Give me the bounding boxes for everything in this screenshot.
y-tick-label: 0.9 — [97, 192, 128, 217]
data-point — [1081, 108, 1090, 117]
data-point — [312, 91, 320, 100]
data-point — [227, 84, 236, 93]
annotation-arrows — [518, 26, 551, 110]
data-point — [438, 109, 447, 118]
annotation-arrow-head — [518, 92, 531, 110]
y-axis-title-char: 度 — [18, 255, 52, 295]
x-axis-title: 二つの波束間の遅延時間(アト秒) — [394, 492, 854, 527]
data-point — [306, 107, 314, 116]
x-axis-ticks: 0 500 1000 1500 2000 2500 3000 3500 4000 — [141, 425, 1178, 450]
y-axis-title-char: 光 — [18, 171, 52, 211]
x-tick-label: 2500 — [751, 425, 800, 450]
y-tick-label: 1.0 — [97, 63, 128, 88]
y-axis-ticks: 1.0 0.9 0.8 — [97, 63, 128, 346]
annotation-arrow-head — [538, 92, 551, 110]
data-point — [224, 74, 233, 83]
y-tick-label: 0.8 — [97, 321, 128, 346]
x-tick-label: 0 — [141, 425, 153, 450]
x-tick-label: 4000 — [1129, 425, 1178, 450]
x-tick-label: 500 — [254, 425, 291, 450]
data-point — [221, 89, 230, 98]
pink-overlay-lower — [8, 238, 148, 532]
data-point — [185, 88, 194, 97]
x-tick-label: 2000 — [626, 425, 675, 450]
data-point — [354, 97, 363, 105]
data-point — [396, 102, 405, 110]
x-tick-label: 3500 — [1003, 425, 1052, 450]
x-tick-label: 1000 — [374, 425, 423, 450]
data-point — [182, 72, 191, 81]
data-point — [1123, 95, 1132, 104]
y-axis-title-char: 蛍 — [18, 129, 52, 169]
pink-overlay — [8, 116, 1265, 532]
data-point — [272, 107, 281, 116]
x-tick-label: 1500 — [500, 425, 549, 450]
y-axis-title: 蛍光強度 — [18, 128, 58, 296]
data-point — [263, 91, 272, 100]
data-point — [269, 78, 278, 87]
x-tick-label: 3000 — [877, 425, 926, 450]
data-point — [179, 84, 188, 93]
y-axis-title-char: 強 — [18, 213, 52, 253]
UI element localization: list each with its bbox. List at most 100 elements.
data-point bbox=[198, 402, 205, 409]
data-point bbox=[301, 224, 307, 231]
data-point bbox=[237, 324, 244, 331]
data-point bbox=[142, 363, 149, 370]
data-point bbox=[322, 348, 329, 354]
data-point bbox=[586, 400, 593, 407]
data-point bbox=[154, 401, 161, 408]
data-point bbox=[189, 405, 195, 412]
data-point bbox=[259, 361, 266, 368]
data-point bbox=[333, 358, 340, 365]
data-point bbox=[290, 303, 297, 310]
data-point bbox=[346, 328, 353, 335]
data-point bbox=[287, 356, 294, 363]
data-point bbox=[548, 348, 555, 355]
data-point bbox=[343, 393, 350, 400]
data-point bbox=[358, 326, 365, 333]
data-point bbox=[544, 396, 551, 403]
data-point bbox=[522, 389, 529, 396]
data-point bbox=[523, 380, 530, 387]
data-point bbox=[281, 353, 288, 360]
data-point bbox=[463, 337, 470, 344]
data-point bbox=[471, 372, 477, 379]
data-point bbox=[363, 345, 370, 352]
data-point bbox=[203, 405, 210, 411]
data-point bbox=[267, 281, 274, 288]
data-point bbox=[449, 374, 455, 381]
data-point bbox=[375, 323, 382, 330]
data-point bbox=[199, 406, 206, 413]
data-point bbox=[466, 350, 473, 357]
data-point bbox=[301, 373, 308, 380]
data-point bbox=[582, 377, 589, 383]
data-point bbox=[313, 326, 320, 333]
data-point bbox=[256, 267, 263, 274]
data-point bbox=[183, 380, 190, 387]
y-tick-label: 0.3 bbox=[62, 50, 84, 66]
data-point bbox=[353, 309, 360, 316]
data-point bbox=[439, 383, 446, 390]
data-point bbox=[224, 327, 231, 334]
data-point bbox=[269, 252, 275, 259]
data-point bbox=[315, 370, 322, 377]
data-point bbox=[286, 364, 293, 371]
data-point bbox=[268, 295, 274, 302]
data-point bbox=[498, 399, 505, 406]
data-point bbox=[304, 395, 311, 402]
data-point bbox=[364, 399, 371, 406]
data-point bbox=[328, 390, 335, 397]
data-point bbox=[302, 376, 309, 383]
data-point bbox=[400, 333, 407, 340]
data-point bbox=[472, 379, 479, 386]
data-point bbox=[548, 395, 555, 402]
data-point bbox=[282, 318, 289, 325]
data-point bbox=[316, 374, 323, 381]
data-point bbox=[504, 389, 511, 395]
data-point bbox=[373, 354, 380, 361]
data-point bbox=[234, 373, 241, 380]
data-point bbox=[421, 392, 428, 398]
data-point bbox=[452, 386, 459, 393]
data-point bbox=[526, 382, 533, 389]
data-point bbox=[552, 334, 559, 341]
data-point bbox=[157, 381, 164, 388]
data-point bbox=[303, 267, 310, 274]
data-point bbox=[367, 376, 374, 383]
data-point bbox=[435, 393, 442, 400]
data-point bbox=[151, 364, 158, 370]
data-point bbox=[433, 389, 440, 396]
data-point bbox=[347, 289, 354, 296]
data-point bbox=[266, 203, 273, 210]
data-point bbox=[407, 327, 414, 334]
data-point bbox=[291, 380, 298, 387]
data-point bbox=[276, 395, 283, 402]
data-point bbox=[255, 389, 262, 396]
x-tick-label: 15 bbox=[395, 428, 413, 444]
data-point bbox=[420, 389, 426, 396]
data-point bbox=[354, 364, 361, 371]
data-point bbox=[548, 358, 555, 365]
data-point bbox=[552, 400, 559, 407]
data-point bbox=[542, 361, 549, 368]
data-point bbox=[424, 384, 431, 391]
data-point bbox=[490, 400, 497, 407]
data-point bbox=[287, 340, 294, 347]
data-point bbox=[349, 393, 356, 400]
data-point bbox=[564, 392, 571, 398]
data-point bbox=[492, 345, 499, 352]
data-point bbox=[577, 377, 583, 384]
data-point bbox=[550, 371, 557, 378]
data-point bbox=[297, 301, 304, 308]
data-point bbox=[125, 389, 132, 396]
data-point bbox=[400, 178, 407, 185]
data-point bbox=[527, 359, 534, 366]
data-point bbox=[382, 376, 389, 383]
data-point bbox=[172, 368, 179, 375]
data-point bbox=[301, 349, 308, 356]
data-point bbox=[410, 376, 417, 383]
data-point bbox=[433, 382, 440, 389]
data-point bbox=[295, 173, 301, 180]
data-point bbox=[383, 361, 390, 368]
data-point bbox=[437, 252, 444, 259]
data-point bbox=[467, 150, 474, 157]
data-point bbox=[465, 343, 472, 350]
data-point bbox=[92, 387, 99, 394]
====
Aim - Reproduce all of the items above verbatim, line by line and in their original order.

Exercise answer -
Give me the bounding boxes for everything in this screenshot.
y-tick-label: 0.9 — [97, 192, 128, 217]
data-point — [1081, 108, 1090, 117]
data-point — [312, 91, 320, 100]
data-point — [227, 84, 236, 93]
annotation-arrows — [518, 26, 551, 110]
data-point — [438, 109, 447, 118]
annotation-arrow-head — [518, 92, 531, 110]
y-axis-title-char: 度 — [18, 255, 52, 295]
x-axis-title: 二つの波束間の遅延時間(アト秒) — [394, 492, 854, 527]
data-point — [306, 107, 314, 116]
x-axis-ticks: 0 500 1000 1500 2000 2500 3000 3500 4000 — [141, 425, 1178, 450]
y-axis-title-char: 光 — [18, 171, 52, 211]
x-tick-label: 2500 — [751, 425, 800, 450]
y-tick-label: 1.0 — [97, 63, 128, 88]
y-axis-ticks: 1.0 0.9 0.8 — [97, 63, 128, 346]
annotation-arrow-head — [538, 92, 551, 110]
data-point — [224, 74, 233, 83]
y-tick-label: 0.8 — [97, 321, 128, 346]
x-tick-label: 0 — [141, 425, 153, 450]
x-tick-label: 4000 — [1129, 425, 1178, 450]
x-tick-label: 500 — [254, 425, 291, 450]
data-point — [221, 89, 230, 98]
pink-overlay-lower — [8, 238, 148, 532]
data-point — [185, 88, 194, 97]
x-tick-label: 2000 — [626, 425, 675, 450]
data-point — [354, 97, 363, 105]
data-point — [396, 102, 405, 110]
x-tick-label: 3500 — [1003, 425, 1052, 450]
x-tick-label: 1000 — [374, 425, 423, 450]
data-point — [182, 72, 191, 81]
data-point — [1123, 95, 1132, 104]
y-axis-title-char: 蛍 — [18, 129, 52, 169]
pink-overlay — [8, 116, 1265, 532]
data-point — [272, 107, 281, 116]
x-tick-label: 1500 — [500, 425, 549, 450]
y-axis-title: 蛍光強度 — [18, 128, 58, 296]
data-point — [263, 91, 272, 100]
data-point — [269, 78, 278, 87]
x-tick-label: 3000 — [877, 425, 926, 450]
data-point — [179, 84, 188, 93]
y-axis-title-char: 強 — [18, 213, 52, 253]
UI element localization: list each with its bbox. List at most 100 elements.
data-point bbox=[198, 402, 205, 409]
data-point bbox=[301, 224, 307, 231]
data-point bbox=[237, 324, 244, 331]
data-point bbox=[142, 363, 149, 370]
data-point bbox=[322, 348, 329, 354]
data-point bbox=[586, 400, 593, 407]
data-point bbox=[154, 401, 161, 408]
data-point bbox=[189, 405, 195, 412]
data-point bbox=[259, 361, 266, 368]
data-point bbox=[333, 358, 340, 365]
data-point bbox=[290, 303, 297, 310]
data-point bbox=[346, 328, 353, 335]
data-point bbox=[287, 356, 294, 363]
data-point bbox=[548, 348, 555, 355]
data-point bbox=[343, 393, 350, 400]
data-point bbox=[358, 326, 365, 333]
data-point bbox=[544, 396, 551, 403]
data-point bbox=[522, 389, 529, 396]
data-point bbox=[523, 380, 530, 387]
data-point bbox=[281, 353, 288, 360]
data-point bbox=[463, 337, 470, 344]
data-point bbox=[471, 372, 477, 379]
data-point bbox=[363, 345, 370, 352]
data-point bbox=[203, 405, 210, 411]
data-point bbox=[267, 281, 274, 288]
data-point bbox=[449, 374, 455, 381]
data-point bbox=[375, 323, 382, 330]
data-point bbox=[199, 406, 206, 413]
data-point bbox=[466, 350, 473, 357]
data-point bbox=[301, 373, 308, 380]
data-point bbox=[582, 377, 589, 383]
data-point bbox=[313, 326, 320, 333]
data-point bbox=[256, 267, 263, 274]
data-point bbox=[183, 380, 190, 387]
y-tick-label: 0.3 bbox=[62, 50, 84, 66]
data-point bbox=[353, 309, 360, 316]
data-point bbox=[439, 383, 446, 390]
data-point bbox=[224, 327, 231, 334]
data-point bbox=[269, 252, 275, 259]
data-point bbox=[315, 370, 322, 377]
data-point bbox=[286, 364, 293, 371]
data-point bbox=[268, 295, 274, 302]
data-point bbox=[498, 399, 505, 406]
data-point bbox=[304, 395, 311, 402]
data-point bbox=[364, 399, 371, 406]
data-point bbox=[328, 390, 335, 397]
data-point bbox=[302, 376, 309, 383]
data-point bbox=[400, 333, 407, 340]
data-point bbox=[472, 379, 479, 386]
data-point bbox=[548, 395, 555, 402]
data-point bbox=[282, 318, 289, 325]
data-point bbox=[316, 374, 323, 381]
data-point bbox=[504, 389, 511, 395]
data-point bbox=[373, 354, 380, 361]
data-point bbox=[234, 373, 241, 380]
data-point bbox=[421, 392, 428, 398]
data-point bbox=[452, 386, 459, 393]
data-point bbox=[526, 382, 533, 389]
data-point bbox=[552, 334, 559, 341]
data-point bbox=[157, 381, 164, 388]
data-point bbox=[303, 267, 310, 274]
data-point bbox=[367, 376, 374, 383]
data-point bbox=[435, 393, 442, 400]
data-point bbox=[151, 364, 158, 370]
data-point bbox=[433, 389, 440, 396]
data-point bbox=[347, 289, 354, 296]
data-point bbox=[266, 203, 273, 210]
data-point bbox=[407, 327, 414, 334]
data-point bbox=[291, 380, 298, 387]
data-point bbox=[276, 395, 283, 402]
data-point bbox=[255, 389, 262, 396]
x-tick-label: 15 bbox=[395, 428, 413, 444]
data-point bbox=[420, 389, 426, 396]
data-point bbox=[354, 364, 361, 371]
data-point bbox=[548, 358, 555, 365]
data-point bbox=[552, 400, 559, 407]
data-point bbox=[542, 361, 549, 368]
data-point bbox=[424, 384, 431, 391]
data-point bbox=[490, 400, 497, 407]
data-point bbox=[287, 340, 294, 347]
data-point bbox=[349, 393, 356, 400]
data-point bbox=[564, 392, 571, 398]
data-point bbox=[492, 345, 499, 352]
data-point bbox=[577, 377, 583, 384]
data-point bbox=[550, 371, 557, 378]
data-point bbox=[297, 301, 304, 308]
data-point bbox=[125, 389, 132, 396]
data-point bbox=[400, 178, 407, 185]
data-point bbox=[527, 359, 534, 366]
data-point bbox=[382, 376, 389, 383]
data-point bbox=[172, 368, 179, 375]
data-point bbox=[301, 349, 308, 356]
data-point bbox=[410, 376, 417, 383]
data-point bbox=[433, 382, 440, 389]
data-point bbox=[295, 173, 301, 180]
data-point bbox=[383, 361, 390, 368]
data-point bbox=[437, 252, 444, 259]
data-point bbox=[467, 150, 474, 157]
data-point bbox=[465, 343, 472, 350]
data-point bbox=[92, 387, 99, 394]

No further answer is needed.